Records excerpted from a collection
▼

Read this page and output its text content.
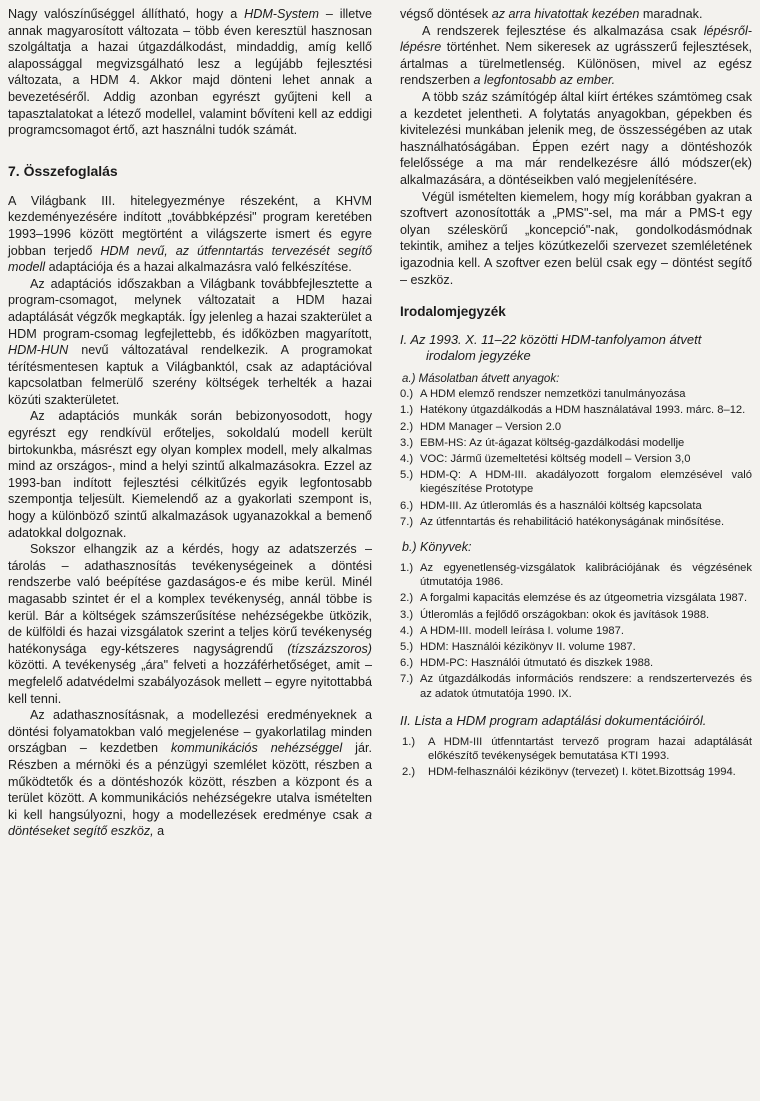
Nagy valószínűséggel állítható, hogy a HDM-System – illetve annak magyarosított változata – több éven keresztül hasznosan szolgáltatja a hazai útgazdálkodást, mindaddig, amíg kellő alapossággal megvizsgálható lesz a legújább fejlesztési változata, a HDM 4. Akkor majd dönteni lehet annak a bevezetéséről. Addig azonban egyrészt gyűjteni kell a tapasztalatokat a létező modellel, valamint bővíteni kell az eddigi programcsomagot értő, azt használni tudók számát.

7. Összefoglalás

A Világbank III. hitelegyezménye részeként, a KHVM kezdeményezésére indított „továbbképzési" program keretében 1993–1996 között megtörtént a világszerte ismert és egyre jobban terjedő HDM nevű, az útfenntartás tervezését segítő modell adaptációja és a hazai alkalmazásra való felkészítése.

Az adaptációs időszakban a Világbank továbbfejlesztette a program-csomagot, melynek változatait a HDM hazai adaptálását végzők megkapták. Így jelenleg a hazai szakterület a HDM program-csomag legfejlettebb, és időközben magyarított, HDM-HUN nevű változatával rendelkezik. A programokat térítésmentesen kaptuk a Világbanktól, csak az adaptációval kapcsolatban felmerülő szerény költségek terhelték a hazai közúti szakterületet.

Az adaptációs munkák során bebizonyosodott, hogy egyrészt egy rendkívül erőteljes, sokoldalú modell került birtokunkba, másrészt egy olyan komplex modell, mely alkalmas mind az országos-, mind a helyi szintű alkalmazásokra. Ezzel az 1993-ban indított fejlesztési célkitűzés egyik legfontosabb szempontja teljesült. Kiemelendő az a gyakorlati szempont is, hogy a különböző szintű alkalmazások ugyanazokkal a bemenő adatokkal dolgoznak.

Sokszor elhangzik az a kérdés, hogy az adatszerzés – tárolás – adathasznosítás tevékenységeinek a döntési rendszerbe való beépítése gazdaságos-e és mibe kerül. Minél magasabb szintet ér el a komplex tevékenység, annál többe is kerül. Bár a költségek számszerűsítése nehézségekbe ütközik, de külföldi és hazai vizsgálatok szerint a teljes körű tevékenység hatékonysága egy-kétszeres nagyságrendű (tízszázszoros) közötti. A tevékenység „ára" felveti a hozzáférhetőséget, amit – megfelelő adatvédelmi szabályozások mellett – egyre nyitottabbá kell tenni.

Az adathasznosításnak, a modellezési eredményeknek a döntési folyamatokban való megjelenése – gyakorlatilag minden országban – kezdetben kommunikációs nehézséggel jár. Részben a mérnöki és a pénzügyi szemlélet között, részben a működtetők és a döntéshozók között, részben a központ és a terület között. A kommunikációs nehézségekre utalva ismételten ki kell hangsúlyozni, hogy a modellezések eredménye csak a döntéseket segítő eszköz, a

végső döntések az arra hivatottak kezében maradnak.

A rendszerek fejlesztése és alkalmazása csak lépésről-lépésre történhet. Nem sikeresek az ugrásszerű fejlesztések, ártalmas a türelmetlenség. Különösen, mivel az egész rendszerben a legfontosabb az ember.

A több száz számítógép által kiírt értékes számtömeg csak a kezdetet jelentheti. A folytatás anyagokban, gépekben és kivitelezési munkában jelenik meg, de összességében az utak használhatóságában. Éppen ezért nagy a döntéshozók felelőssége a ma már rendelkezésre álló módszer(ek) alkalmazására, a döntéseikben való megjelenítésére.

Végül ismételten kiemelem, hogy míg korábban gyakran a szoftvert azonosították a „PMS"-sel, ma már a PMS-t egy olyan széleskörű „koncepció"-nak, gondolkodásmódnak tekintik, amihez a teljes közútkezelői szervezet szemléletének igazodnia kell. A szoftver ezen belül csak egy – döntést segítő – eszköz.

Irodalomjegyzék
I. Az 1993. X. 11–22 közötti HDM-tanfolyamon átvett irodalom jegyzéke
a.) Másolatban átvett anyagok:
0.) A HDM elemző rendszer nemzetközi tanulmányozása
1.) Hatékony útgazdálkodás a HDM használatával 1993. márc. 8–12.
2.) HDM Manager – Version 2.0
3.) EBM-HS: Az út-ágazat költség-gazdálkodási modellje
4.) VOC: Jármű üzemeltetési költség modell – Version 3,0
5.) HDM-Q: A HDM-III. akadályozott forgalom elemzésével való kiegészítése Prototype
6.) HDM-III. Az útleromlás és a használói költség kapcsolata
7.) Az útfenntartás és rehabilitáció hatékonyságának minősítése.
b.) Könyvek:
1.) Az egyenetlenség-vizsgálatok kalibrációjának és végzésének útmutatója 1986.
2.) A forgalmi kapacitás elemzése és az útgeometria vizsgálata 1987.
3.) Útleromlás a fejlődő országokban: okok és javítások 1988.
4.) A HDM-III. modell leírása I. volume 1987.
5.) HDM: Használói kézikönyv II. volume 1987.
6.) HDM-PC: Használói útmutató és diszkek 1988.
7.) Az útgazdálkodás információs rendszere: a rendszertervezés és az adatok útmutatója 1990. IX.
II. Lista a HDM program adaptálási dokumentációiról.
1.)	A HDM-III útfenntartást tervező program hazai adaptálását előkészítő tevékenységek bemutatása KTI 1993.
2.)	HDM-felhasználói kézikönyv (tervezet) I. kötet.Bizottság 1994.
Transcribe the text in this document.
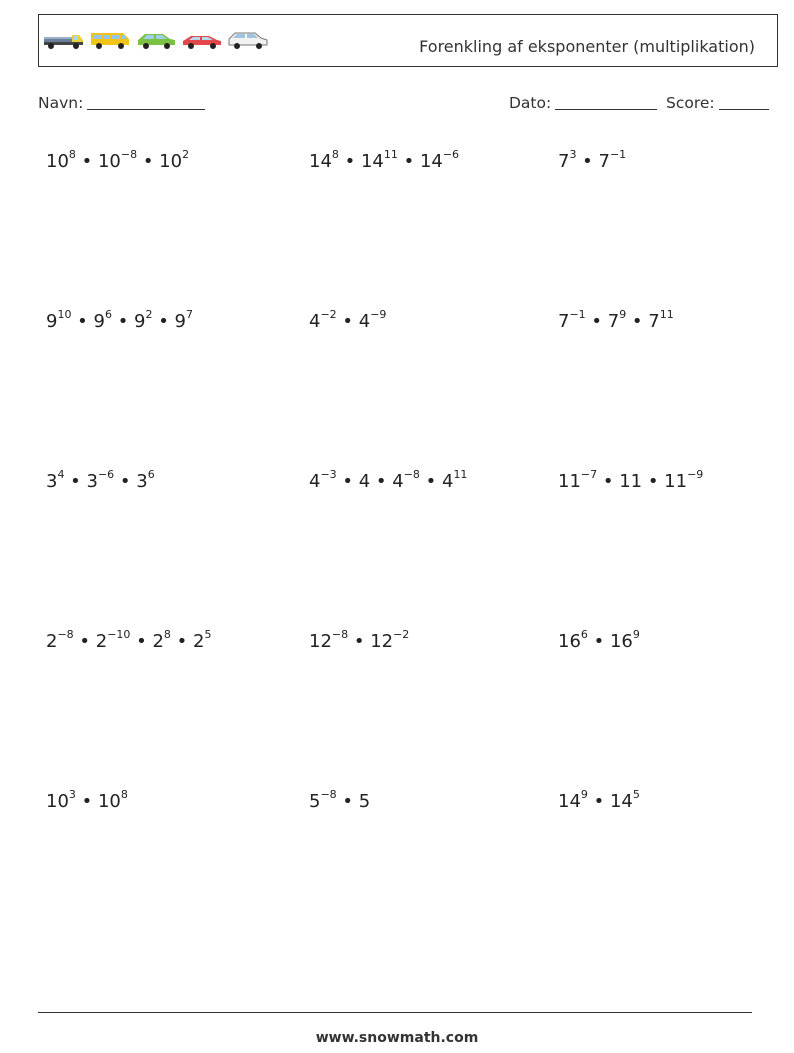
Forenkling af eksponenter (multiplikation)
Navn:	Dato:	Score:
$10^8$ • $10^{-8}$ • $10^2$	$14^8$ • $14^{11}$ • $14^{-6}$	$7^3$ • $7^{-1}$
$9^{10}$ • $9^6$ • $9^2$ • $9^7$	$4^{-2}$ • $4^{-9}$	$7^{-1}$ • $7^9$ • $7^{11}$
$3^4$ • $3^{-6}$ • $3^6$	$4^{-3}$ • 4 • $4^{-8}$ • $4^{11}$	$11^{-7}$ • 11 • $11^{-9}$
$2^{-8}$ • $2^{-10}$ • $2^8$ • $2^5$	$12^{-8}$ • $12^{-2}$	$16^6$ • $16^9$
$10^3$ • $10^8$	$5^{-8}$ • 5	$14^9$ • $14^5$
www.snowmath.com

▲

Problem statement: All of the lines above should be printed exactly, minus the pictures.

Solution to this exercise:
Read this page and output its text content.
Nagy valószínűséggel állítható, hogy a HDM-System – illetve annak magyarosított változata – több éven keresztül hasznosan szolgáltatja a hazai útgazdálkodást, mindaddig, amíg kellő alapossággal megvizsgálható lesz a legújább fejlesztési változata, a HDM 4. Akkor majd dönteni lehet annak a bevezetéséről. Addig azonban egyrészt gyűjteni kell a tapasztalatokat a létező modellel, valamint bővíteni kell az eddigi programcsomagot értő, azt használni tudók számát.

7. Összefoglalás

A Világbank III. hitelegyezménye részeként, a KHVM kezdeményezésére indított „továbbképzési" program keretében 1993–1996 között megtörtént a világszerte ismert és egyre jobban terjedő HDM nevű, az útfenntartás tervezését segítő modell adaptációja és a hazai alkalmazásra való felkészítése.

Az adaptációs időszakban a Világbank továbbfejlesztette a program-csomagot, melynek változatait a HDM hazai adaptálását végzők megkapták. Így jelenleg a hazai szakterület a HDM program-csomag legfejlettebb, és időközben magyarított, HDM-HUN nevű változatával rendelkezik. A programokat térítésmentesen kaptuk a Világbanktól, csak az adaptációval kapcsolatban felmerülő szerény költségek terhelték a hazai közúti szakterületet.

Az adaptációs munkák során bebizonyosodott, hogy egyrészt egy rendkívül erőteljes, sokoldalú modell került birtokunkba, másrészt egy olyan komplex modell, mely alkalmas mind az országos-, mind a helyi szintű alkalmazásokra. Ezzel az 1993-ban indított fejlesztési célkitűzés egyik legfontosabb szempontja teljesült. Kiemelendő az a gyakorlati szempont is, hogy a különböző szintű alkalmazások ugyanazokkal a bemenő adatokkal dolgoznak.

Sokszor elhangzik az a kérdés, hogy az adatszerzés – tárolás – adathasznosítás tevékenységeinek a döntési rendszerbe való beépítése gazdaságos-e és mibe kerül. Minél magasabb szintet ér el a komplex tevékenység, annál többe is kerül. Bár a költségek számszerűsítése nehézségekbe ütközik, de külföldi és hazai vizsgálatok szerint a teljes körű tevékenység hatékonysága egy-kétszeres nagyságrendű (tízszázszoros) közötti. A tevékenység „ára" felveti a hozzáférhetőséget, amit – megfelelő adatvédelmi szabályozások mellett – egyre nyitottabbá kell tenni.

Az adathasznosításnak, a modellezési eredményeknek a döntési folyamatokban való megjelenése – gyakorlatilag minden országban – kezdetben kommunikációs nehézséggel jár. Részben a mérnöki és a pénzügyi szemlélet között, részben a működtetők és a döntéshozók között, részben a központ és a terület között. A kommunikációs nehézségekre utalva ismételten ki kell hangsúlyozni, hogy a modellezések eredménye csak a döntéseket segítő eszköz, a

végső döntések az arra hivatottak kezében maradnak.

A rendszerek fejlesztése és alkalmazása csak lépésről-lépésre történhet. Nem sikeresek az ugrásszerű fejlesztések, ártalmas a türelmetlenség. Különösen, mivel az egész rendszerben a legfontosabb az ember.

A több száz számítógép által kiírt értékes számtömeg csak a kezdetet jelentheti. A folytatás anyagokban, gépekben és kivitelezési munkában jelenik meg, de összességében az utak használhatóságában. Éppen ezért nagy a döntéshozók felelőssége a ma már rendelkezésre álló módszer(ek) alkalmazására, a döntéseikben való megjelenítésére.

Végül ismételten kiemelem, hogy míg korábban gyakran a szoftvert azonosították a „PMS"-sel, ma már a PMS-t egy olyan széleskörű „koncepció"-nak, gondolkodásmódnak tekintik, amihez a teljes közútkezelői szervezet szemléletének igazodnia kell. A szoftver ezen belül csak egy – döntést segítő – eszköz.

Irodalomjegyzék
I. Az 1993. X. 11–22 közötti HDM-tanfolyamon átvett irodalom jegyzéke
a.) Másolatban átvett anyagok:
0.) A HDM elemző rendszer nemzetközi tanulmányozása
1.) Hatékony útgazdálkodás a HDM használatával 1993. márc. 8–12.
2.) HDM Manager – Version 2.0
3.) EBM-HS: Az út-ágazat költség-gazdálkodási modellje
4.) VOC: Jármű üzemeltetési költség modell – Version 3,0
5.) HDM-Q: A HDM-III. akadályozott forgalom elemzésével való kiegészítése Prototype
6.) HDM-III. Az útleromlás és a használói költség kapcsolata
7.) Az útfenntartás és rehabilitáció hatékonyságának minősítése.
b.) Könyvek:
1.) Az egyenetlenség-vizsgálatok kalibrációjának és végzésének útmutatója 1986.
2.) A forgalmi kapacitás elemzése és az útgeometria vizsgálata 1987.
3.) Útleromlás a fejlődő országokban: okok és javítások 1988.
4.) A HDM-III. modell leírása I. volume 1987.
5.) HDM: Használói kézikönyv II. volume 1987.
6.) HDM-PC: Használói útmutató és diszkek 1988.
7.) Az útgazdálkodás információs rendszere: a rendszertervezés és az adatok útmutatója 1990. IX.
II. Lista a HDM program adaptálási dokumentációiról.
1.)	A HDM-III útfenntartást tervező program hazai adaptálását előkészítő tevékenységek bemutatása KTI 1993.
2.)	HDM-felhasználói kézikönyv (tervezet) I. kötet.Bizottság 1994.
Transcribe the text in this document.
Forenkling af eksponenter (multiplikation)
Navn:	Dato:	Score:
$10^8$ • $10^{-8}$ • $10^2$	$14^8$ • $14^{11}$ • $14^{-6}$	$7^3$ • $7^{-1}$
$9^{10}$ • $9^6$ • $9^2$ • $9^7$	$4^{-2}$ • $4^{-9}$	$7^{-1}$ • $7^9$ • $7^{11}$
$3^4$ • $3^{-6}$ • $3^6$	$4^{-3}$ • 4 • $4^{-8}$ • $4^{11}$	$11^{-7}$ • 11 • $11^{-9}$
$2^{-8}$ • $2^{-10}$ • $2^8$ • $2^5$	$12^{-8}$ • $12^{-2}$	$16^6$ • $16^9$
$10^3$ • $10^8$	$5^{-8}$ • 5	$14^9$ • $14^5$
www.snowmath.com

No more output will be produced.